Requirement:
Transcribe all the entries word for word, omitting any pictures they contain.
[The data]
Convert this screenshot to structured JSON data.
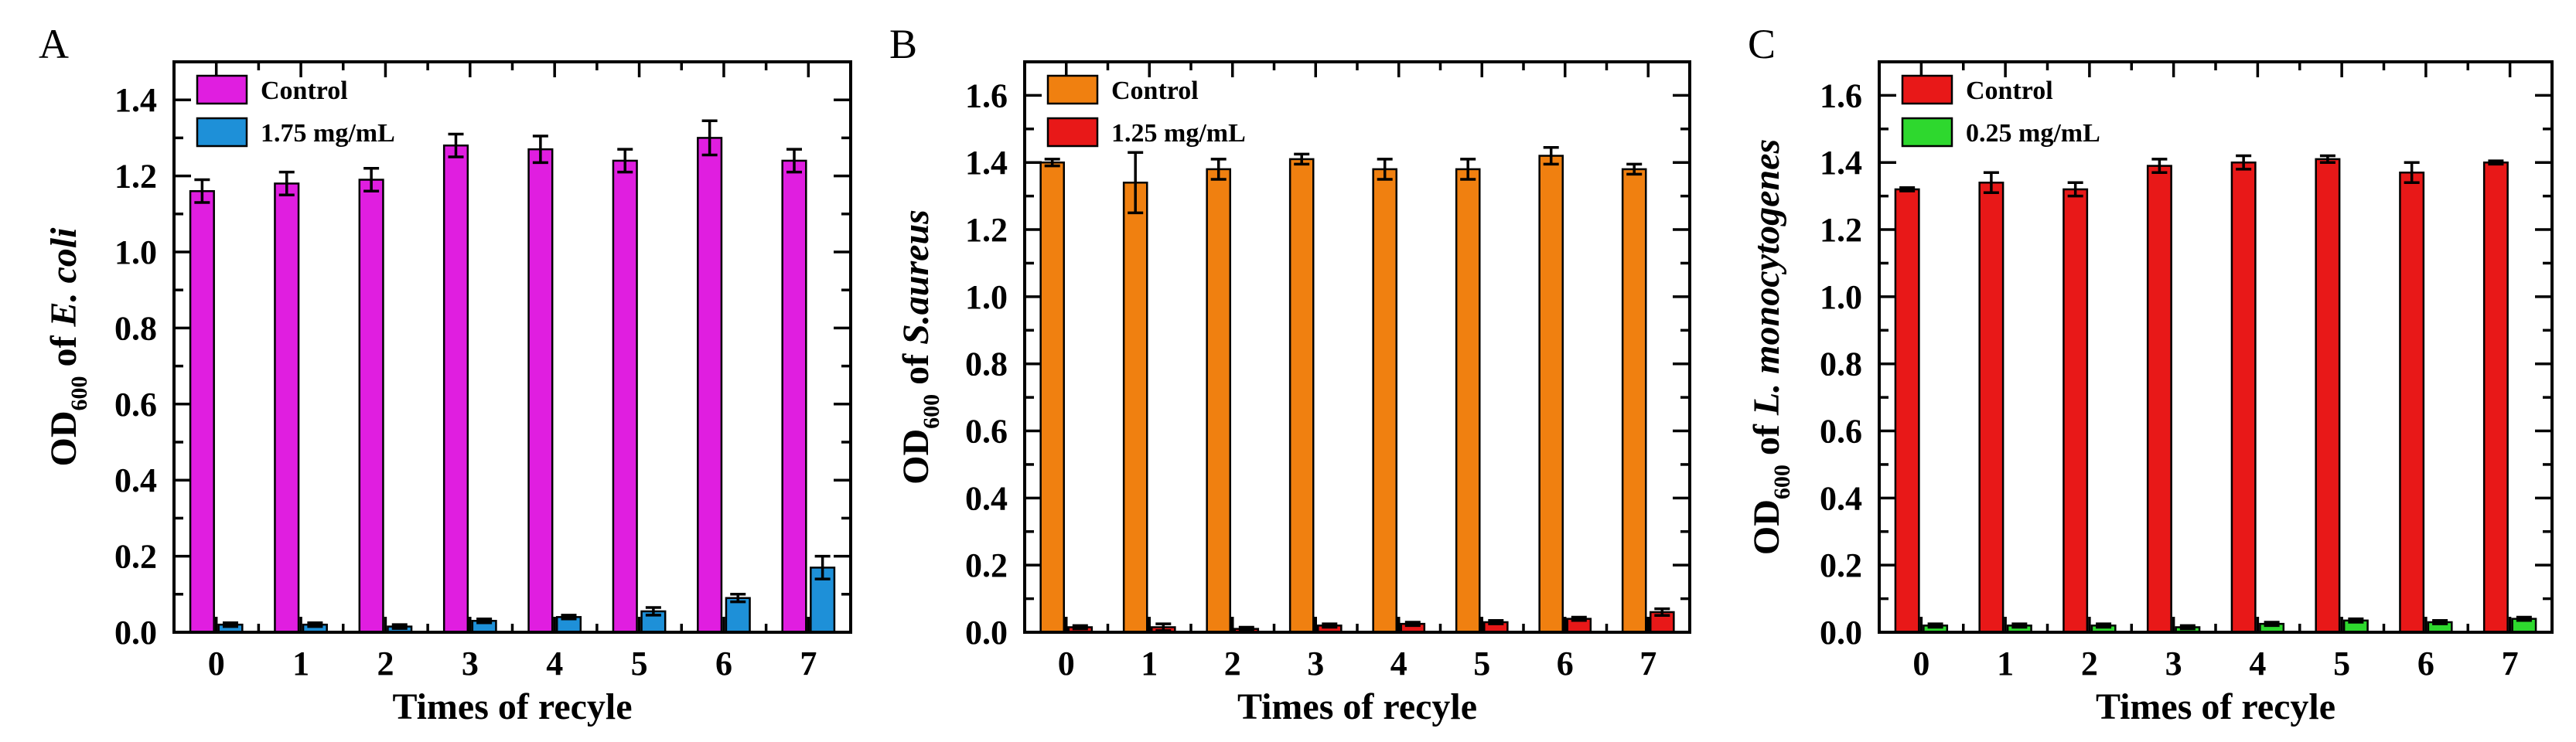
{
  "chart_data": [
    {
      "type": "bar",
      "panel_label": "A",
      "xlabel": "Times of recyle",
      "ylabel": {
        "prefix": "OD",
        "subscript": "600",
        "middle": " of ",
        "organism": "E. coli"
      },
      "ylim": [
        0,
        1.5
      ],
      "yticks": [
        "0.0",
        "0.2",
        "0.4",
        "0.6",
        "0.8",
        "1.0",
        "1.2",
        "1.4"
      ],
      "categories": [
        "0",
        "1",
        "2",
        "3",
        "4",
        "5",
        "6",
        "7"
      ],
      "legend_position": "top-left",
      "series": [
        {
          "name": "Control",
          "color": "#e01ee0",
          "values": [
            1.16,
            1.18,
            1.19,
            1.28,
            1.27,
            1.24,
            1.3,
            1.24
          ],
          "errors": [
            0.03,
            0.03,
            0.03,
            0.03,
            0.035,
            0.03,
            0.045,
            0.03
          ]
        },
        {
          "name": "1.75 mg/mL",
          "color": "#1e90d8",
          "values": [
            0.02,
            0.02,
            0.015,
            0.03,
            0.04,
            0.055,
            0.09,
            0.17
          ],
          "errors": [
            0.005,
            0.005,
            0.005,
            0.005,
            0.005,
            0.01,
            0.01,
            0.03
          ]
        }
      ]
    },
    {
      "type": "bar",
      "panel_label": "B",
      "xlabel": "Times of recyle",
      "ylabel": {
        "prefix": "OD",
        "subscript": "600",
        "middle": " of ",
        "organism": "S.aureus"
      },
      "ylim": [
        0,
        1.7
      ],
      "yticks": [
        "0.0",
        "0.2",
        "0.4",
        "0.6",
        "0.8",
        "1.0",
        "1.2",
        "1.4",
        "1.6"
      ],
      "categories": [
        "0",
        "1",
        "2",
        "3",
        "4",
        "5",
        "6",
        "7"
      ],
      "legend_position": "top-left",
      "series": [
        {
          "name": "Control",
          "color": "#f08010",
          "values": [
            1.4,
            1.34,
            1.38,
            1.41,
            1.38,
            1.38,
            1.42,
            1.38
          ],
          "errors": [
            0.01,
            0.09,
            0.03,
            0.015,
            0.03,
            0.03,
            0.025,
            0.015
          ]
        },
        {
          "name": "1.25 mg/mL",
          "color": "#e81818",
          "values": [
            0.015,
            0.015,
            0.01,
            0.02,
            0.025,
            0.03,
            0.04,
            0.06
          ],
          "errors": [
            0.005,
            0.01,
            0.005,
            0.005,
            0.005,
            0.005,
            0.005,
            0.01
          ]
        }
      ]
    },
    {
      "type": "bar",
      "panel_label": "C",
      "xlabel": "Times of recyle",
      "ylabel": {
        "prefix": "OD",
        "subscript": "600",
        "middle": " of ",
        "organism": "L. monocytogenes"
      },
      "ylim": [
        0,
        1.7
      ],
      "yticks": [
        "0.0",
        "0.2",
        "0.4",
        "0.6",
        "0.8",
        "1.0",
        "1.2",
        "1.4",
        "1.6"
      ],
      "categories": [
        "0",
        "1",
        "2",
        "3",
        "4",
        "5",
        "6",
        "7"
      ],
      "legend_position": "top-left",
      "series": [
        {
          "name": "Control",
          "color": "#e81818",
          "values": [
            1.32,
            1.34,
            1.32,
            1.39,
            1.4,
            1.41,
            1.37,
            1.4
          ],
          "errors": [
            0.005,
            0.03,
            0.02,
            0.02,
            0.02,
            0.01,
            0.03,
            0.005
          ]
        },
        {
          "name": "0.25 mg/mL",
          "color": "#2ed82e",
          "values": [
            0.02,
            0.02,
            0.02,
            0.015,
            0.025,
            0.035,
            0.03,
            0.04
          ],
          "errors": [
            0.005,
            0.005,
            0.005,
            0.005,
            0.005,
            0.005,
            0.005,
            0.005
          ]
        }
      ]
    }
  ]
}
[/The data]
Task solution:
Convert this screenshot to structured JSON data.
{
  "chart_data": [
    {
      "type": "bar",
      "panel_label": "A",
      "xlabel": "Times of recyle",
      "ylabel": {
        "prefix": "OD",
        "subscript": "600",
        "middle": " of ",
        "organism": "E. coli"
      },
      "ylim": [
        0,
        1.5
      ],
      "yticks": [
        "0.0",
        "0.2",
        "0.4",
        "0.6",
        "0.8",
        "1.0",
        "1.2",
        "1.4"
      ],
      "categories": [
        "0",
        "1",
        "2",
        "3",
        "4",
        "5",
        "6",
        "7"
      ],
      "legend_position": "top-left",
      "series": [
        {
          "name": "Control",
          "color": "#e01ee0",
          "values": [
            1.16,
            1.18,
            1.19,
            1.28,
            1.27,
            1.24,
            1.3,
            1.24
          ],
          "errors": [
            0.03,
            0.03,
            0.03,
            0.03,
            0.035,
            0.03,
            0.045,
            0.03
          ]
        },
        {
          "name": "1.75 mg/mL",
          "color": "#1e90d8",
          "values": [
            0.02,
            0.02,
            0.015,
            0.03,
            0.04,
            0.055,
            0.09,
            0.17
          ],
          "errors": [
            0.005,
            0.005,
            0.005,
            0.005,
            0.005,
            0.01,
            0.01,
            0.03
          ]
        }
      ]
    },
    {
      "type": "bar",
      "panel_label": "B",
      "xlabel": "Times of recyle",
      "ylabel": {
        "prefix": "OD",
        "subscript": "600",
        "middle": " of ",
        "organism": "S.aureus"
      },
      "ylim": [
        0,
        1.7
      ],
      "yticks": [
        "0.0",
        "0.2",
        "0.4",
        "0.6",
        "0.8",
        "1.0",
        "1.2",
        "1.4",
        "1.6"
      ],
      "categories": [
        "0",
        "1",
        "2",
        "3",
        "4",
        "5",
        "6",
        "7"
      ],
      "legend_position": "top-left",
      "series": [
        {
          "name": "Control",
          "color": "#f08010",
          "values": [
            1.4,
            1.34,
            1.38,
            1.41,
            1.38,
            1.38,
            1.42,
            1.38
          ],
          "errors": [
            0.01,
            0.09,
            0.03,
            0.015,
            0.03,
            0.03,
            0.025,
            0.015
          ]
        },
        {
          "name": "1.25 mg/mL",
          "color": "#e81818",
          "values": [
            0.015,
            0.015,
            0.01,
            0.02,
            0.025,
            0.03,
            0.04,
            0.06
          ],
          "errors": [
            0.005,
            0.01,
            0.005,
            0.005,
            0.005,
            0.005,
            0.005,
            0.01
          ]
        }
      ]
    },
    {
      "type": "bar",
      "panel_label": "C",
      "xlabel": "Times of recyle",
      "ylabel": {
        "prefix": "OD",
        "subscript": "600",
        "middle": " of ",
        "organism": "L. monocytogenes"
      },
      "ylim": [
        0,
        1.7
      ],
      "yticks": [
        "0.0",
        "0.2",
        "0.4",
        "0.6",
        "0.8",
        "1.0",
        "1.2",
        "1.4",
        "1.6"
      ],
      "categories": [
        "0",
        "1",
        "2",
        "3",
        "4",
        "5",
        "6",
        "7"
      ],
      "legend_position": "top-left",
      "series": [
        {
          "name": "Control",
          "color": "#e81818",
          "values": [
            1.32,
            1.34,
            1.32,
            1.39,
            1.4,
            1.41,
            1.37,
            1.4
          ],
          "errors": [
            0.005,
            0.03,
            0.02,
            0.02,
            0.02,
            0.01,
            0.03,
            0.005
          ]
        },
        {
          "name": "0.25 mg/mL",
          "color": "#2ed82e",
          "values": [
            0.02,
            0.02,
            0.02,
            0.015,
            0.025,
            0.035,
            0.03,
            0.04
          ],
          "errors": [
            0.005,
            0.005,
            0.005,
            0.005,
            0.005,
            0.005,
            0.005,
            0.005
          ]
        }
      ]
    }
  ]
}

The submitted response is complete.